Data excerpts:
╭──

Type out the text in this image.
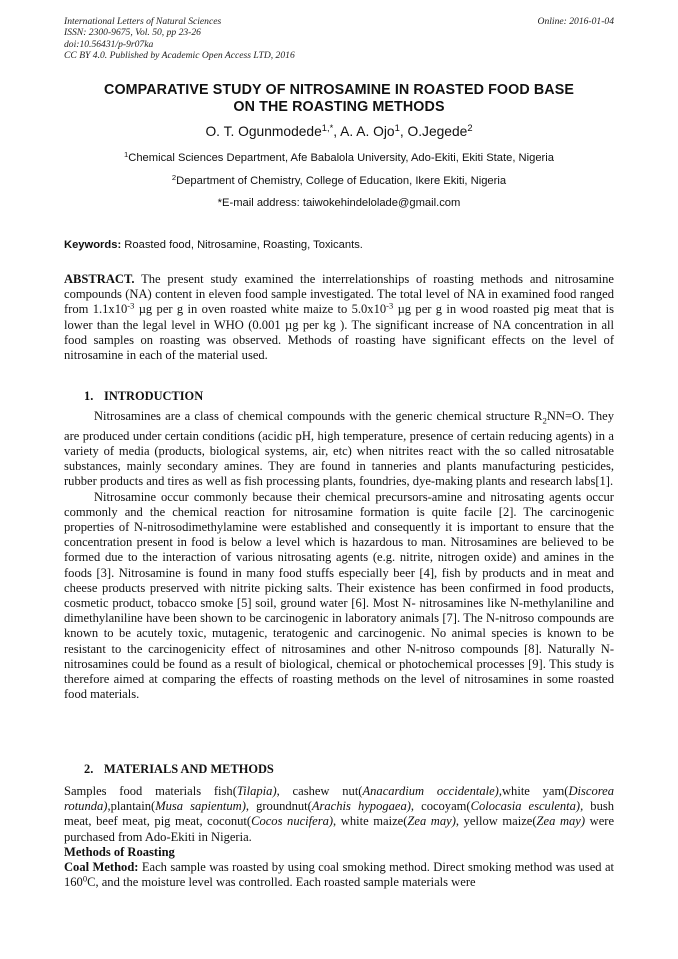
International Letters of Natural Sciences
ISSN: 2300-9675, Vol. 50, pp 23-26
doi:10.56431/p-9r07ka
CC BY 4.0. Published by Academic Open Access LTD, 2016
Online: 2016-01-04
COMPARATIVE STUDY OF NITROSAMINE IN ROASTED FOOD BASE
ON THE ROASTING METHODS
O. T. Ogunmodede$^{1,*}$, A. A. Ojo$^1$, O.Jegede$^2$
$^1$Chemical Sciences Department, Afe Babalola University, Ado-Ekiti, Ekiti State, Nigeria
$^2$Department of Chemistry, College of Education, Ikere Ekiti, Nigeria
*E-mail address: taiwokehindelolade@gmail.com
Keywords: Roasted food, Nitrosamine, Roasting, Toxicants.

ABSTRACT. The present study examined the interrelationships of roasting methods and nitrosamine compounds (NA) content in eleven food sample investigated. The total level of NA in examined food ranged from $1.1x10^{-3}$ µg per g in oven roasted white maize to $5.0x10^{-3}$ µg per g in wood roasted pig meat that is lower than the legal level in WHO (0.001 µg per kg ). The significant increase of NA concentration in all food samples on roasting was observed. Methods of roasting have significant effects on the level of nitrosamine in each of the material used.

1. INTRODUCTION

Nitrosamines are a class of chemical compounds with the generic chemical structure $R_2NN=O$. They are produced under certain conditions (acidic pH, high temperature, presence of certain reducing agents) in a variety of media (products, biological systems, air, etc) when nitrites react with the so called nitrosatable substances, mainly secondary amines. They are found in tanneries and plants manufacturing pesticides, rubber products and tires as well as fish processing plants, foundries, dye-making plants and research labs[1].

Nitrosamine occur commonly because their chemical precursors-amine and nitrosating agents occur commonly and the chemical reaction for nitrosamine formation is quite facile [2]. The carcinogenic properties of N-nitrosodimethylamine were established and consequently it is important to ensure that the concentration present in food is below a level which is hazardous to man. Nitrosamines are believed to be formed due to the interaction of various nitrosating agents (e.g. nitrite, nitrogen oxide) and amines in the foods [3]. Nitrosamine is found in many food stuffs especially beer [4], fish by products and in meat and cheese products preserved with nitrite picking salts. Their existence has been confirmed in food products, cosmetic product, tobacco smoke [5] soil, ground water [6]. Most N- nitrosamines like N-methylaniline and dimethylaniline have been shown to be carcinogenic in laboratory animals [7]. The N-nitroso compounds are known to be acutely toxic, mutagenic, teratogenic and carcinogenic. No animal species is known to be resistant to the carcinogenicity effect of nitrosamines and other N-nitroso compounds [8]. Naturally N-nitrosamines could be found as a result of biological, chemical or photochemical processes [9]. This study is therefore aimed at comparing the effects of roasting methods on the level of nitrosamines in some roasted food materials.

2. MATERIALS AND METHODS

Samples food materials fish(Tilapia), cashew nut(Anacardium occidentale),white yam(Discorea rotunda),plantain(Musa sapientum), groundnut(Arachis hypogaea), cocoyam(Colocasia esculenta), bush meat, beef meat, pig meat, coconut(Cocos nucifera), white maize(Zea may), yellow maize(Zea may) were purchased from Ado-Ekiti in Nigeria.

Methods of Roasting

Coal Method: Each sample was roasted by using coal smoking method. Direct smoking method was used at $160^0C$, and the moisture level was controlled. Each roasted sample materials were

╰──
╭──

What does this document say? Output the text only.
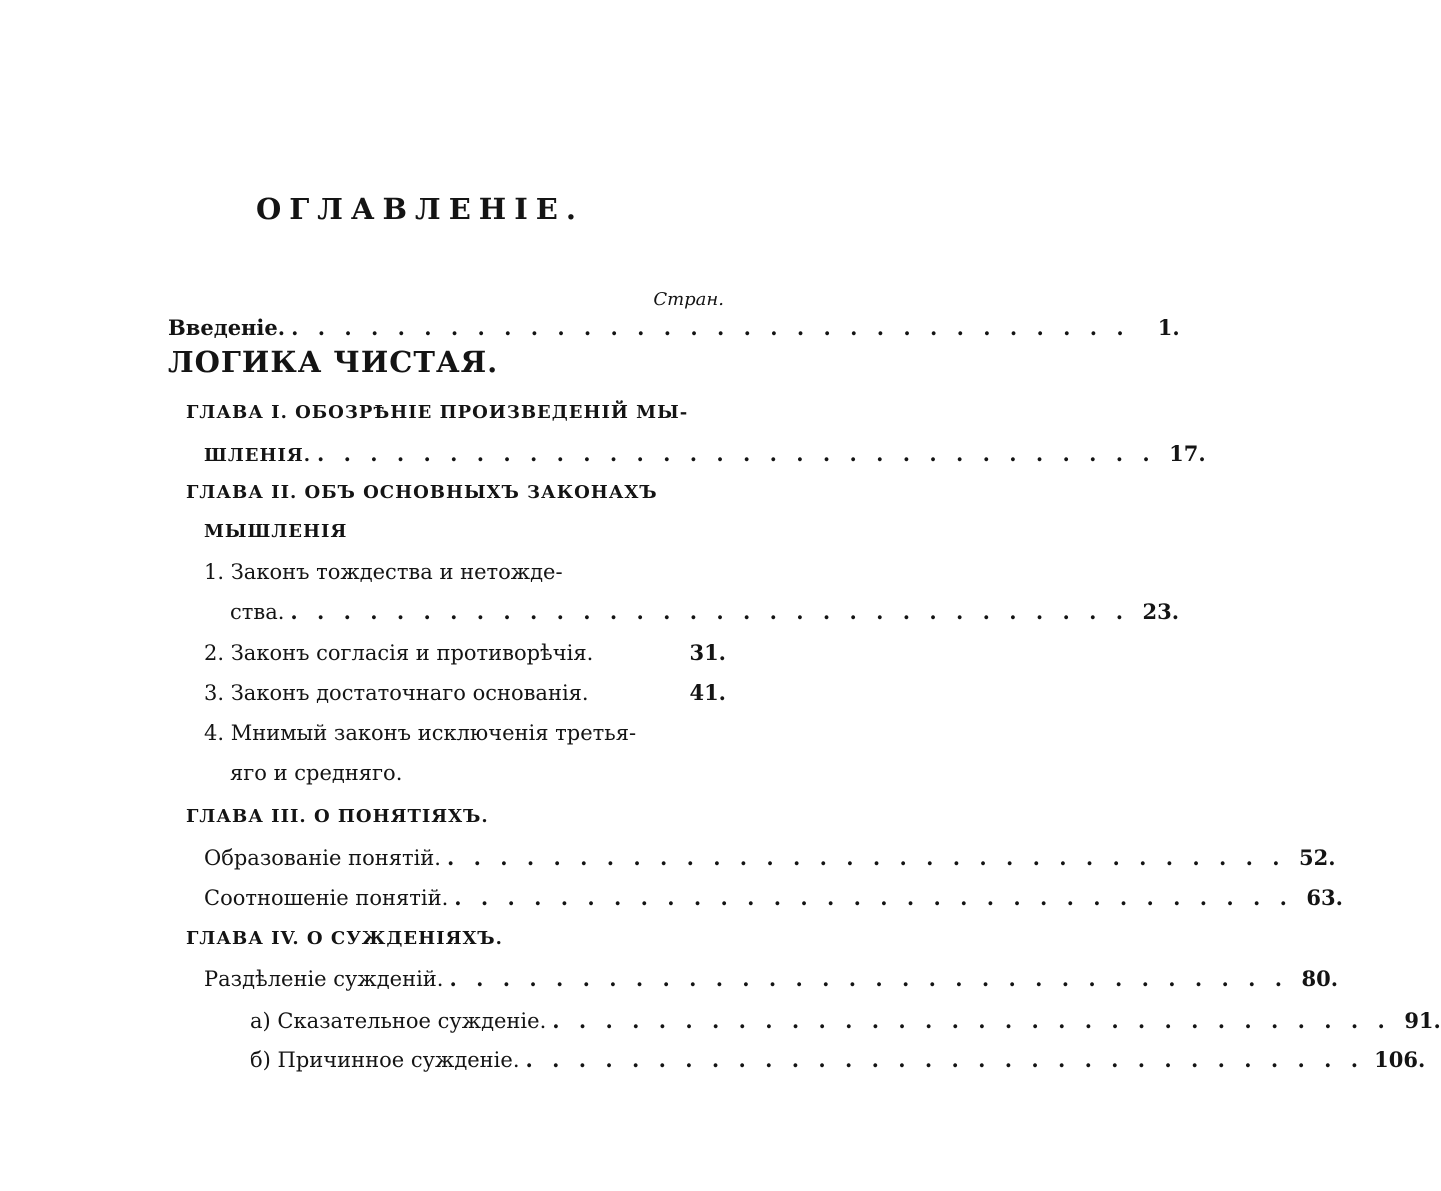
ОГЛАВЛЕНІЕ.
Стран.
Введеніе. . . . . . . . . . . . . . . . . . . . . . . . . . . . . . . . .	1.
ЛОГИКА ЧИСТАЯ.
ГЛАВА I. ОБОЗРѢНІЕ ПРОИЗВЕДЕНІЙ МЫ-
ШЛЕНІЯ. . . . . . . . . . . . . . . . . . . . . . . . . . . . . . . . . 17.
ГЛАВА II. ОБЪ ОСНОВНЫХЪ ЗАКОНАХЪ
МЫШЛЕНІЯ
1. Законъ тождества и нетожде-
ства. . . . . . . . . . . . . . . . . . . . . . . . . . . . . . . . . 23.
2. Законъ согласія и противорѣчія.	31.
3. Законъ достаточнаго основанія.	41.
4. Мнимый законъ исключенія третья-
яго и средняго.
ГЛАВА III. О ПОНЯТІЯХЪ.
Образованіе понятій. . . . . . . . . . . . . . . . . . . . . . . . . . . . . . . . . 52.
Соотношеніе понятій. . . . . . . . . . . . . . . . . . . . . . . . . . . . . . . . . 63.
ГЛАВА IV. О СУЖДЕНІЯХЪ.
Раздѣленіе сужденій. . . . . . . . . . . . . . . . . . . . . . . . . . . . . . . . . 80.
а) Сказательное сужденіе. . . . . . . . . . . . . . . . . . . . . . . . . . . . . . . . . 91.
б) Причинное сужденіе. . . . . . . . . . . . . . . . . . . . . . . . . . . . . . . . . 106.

╰──

* _What is being asked_:
All lines holding the word "ГЛАВА" should be picked out and copied.

* _The result_:
ГЛАВА I. ОБОЗРѢНІЕ ПРОИЗВЕДЕНІЙ МЫ-
ГЛАВА II. ОБЪ ОСНОВНЫХЪ ЗАКОНАХЪ
ГЛАВА III. О ПОНЯТІЯХЪ.
ГЛАВА IV. О СУЖДЕНІЯХЪ.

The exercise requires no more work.